--- Working data ---

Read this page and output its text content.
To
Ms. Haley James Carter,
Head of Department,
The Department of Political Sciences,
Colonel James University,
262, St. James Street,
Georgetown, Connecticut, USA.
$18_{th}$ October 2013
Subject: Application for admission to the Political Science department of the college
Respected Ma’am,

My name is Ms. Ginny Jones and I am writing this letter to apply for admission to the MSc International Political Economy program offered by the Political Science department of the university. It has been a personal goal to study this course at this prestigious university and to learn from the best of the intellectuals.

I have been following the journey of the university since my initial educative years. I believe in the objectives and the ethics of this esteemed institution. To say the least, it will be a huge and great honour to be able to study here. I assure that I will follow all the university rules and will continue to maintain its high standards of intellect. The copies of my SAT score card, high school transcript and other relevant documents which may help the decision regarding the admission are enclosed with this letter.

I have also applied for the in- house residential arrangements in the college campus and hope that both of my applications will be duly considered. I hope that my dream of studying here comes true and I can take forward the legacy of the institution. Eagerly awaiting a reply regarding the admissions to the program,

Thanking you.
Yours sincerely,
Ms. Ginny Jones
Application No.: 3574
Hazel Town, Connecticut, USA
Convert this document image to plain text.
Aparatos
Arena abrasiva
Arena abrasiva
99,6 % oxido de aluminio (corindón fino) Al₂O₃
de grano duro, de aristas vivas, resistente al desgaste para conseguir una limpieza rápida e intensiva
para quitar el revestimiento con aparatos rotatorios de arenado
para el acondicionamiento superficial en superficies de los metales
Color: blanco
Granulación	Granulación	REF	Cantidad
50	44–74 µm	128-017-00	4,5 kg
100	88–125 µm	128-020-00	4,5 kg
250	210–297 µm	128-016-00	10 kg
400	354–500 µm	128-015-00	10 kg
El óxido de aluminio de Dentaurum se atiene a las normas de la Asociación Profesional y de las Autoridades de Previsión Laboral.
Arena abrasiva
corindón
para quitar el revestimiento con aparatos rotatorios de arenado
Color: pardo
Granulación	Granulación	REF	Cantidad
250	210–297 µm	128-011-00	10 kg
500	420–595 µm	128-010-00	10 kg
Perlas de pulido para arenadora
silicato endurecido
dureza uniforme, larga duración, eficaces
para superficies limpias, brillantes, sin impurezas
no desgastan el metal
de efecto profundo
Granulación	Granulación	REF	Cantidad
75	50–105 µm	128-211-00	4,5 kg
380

---

From the entries, copy out each line containing the word "will".

> _The reply_:
I have been following the journey of the university since my initial educative years. I believe in the objectives and the ethics of this esteemed institution. To say the least, it will be a huge and great honour to be able to study here. I assure that I will follow all the university rules and will continue to maintain its high standards of intellect. The copies of my SAT score card, high school transcript and other relevant documents which may help the decision regarding the admission are enclosed with this letter.
I have also applied for the in- house residential arrangements in the college campus and hope that both of my applications will be duly considered. I hope that my dream of studying here comes true and I can take forward the legacy of the institution. Eagerly awaiting a reply regarding the admissions to the program,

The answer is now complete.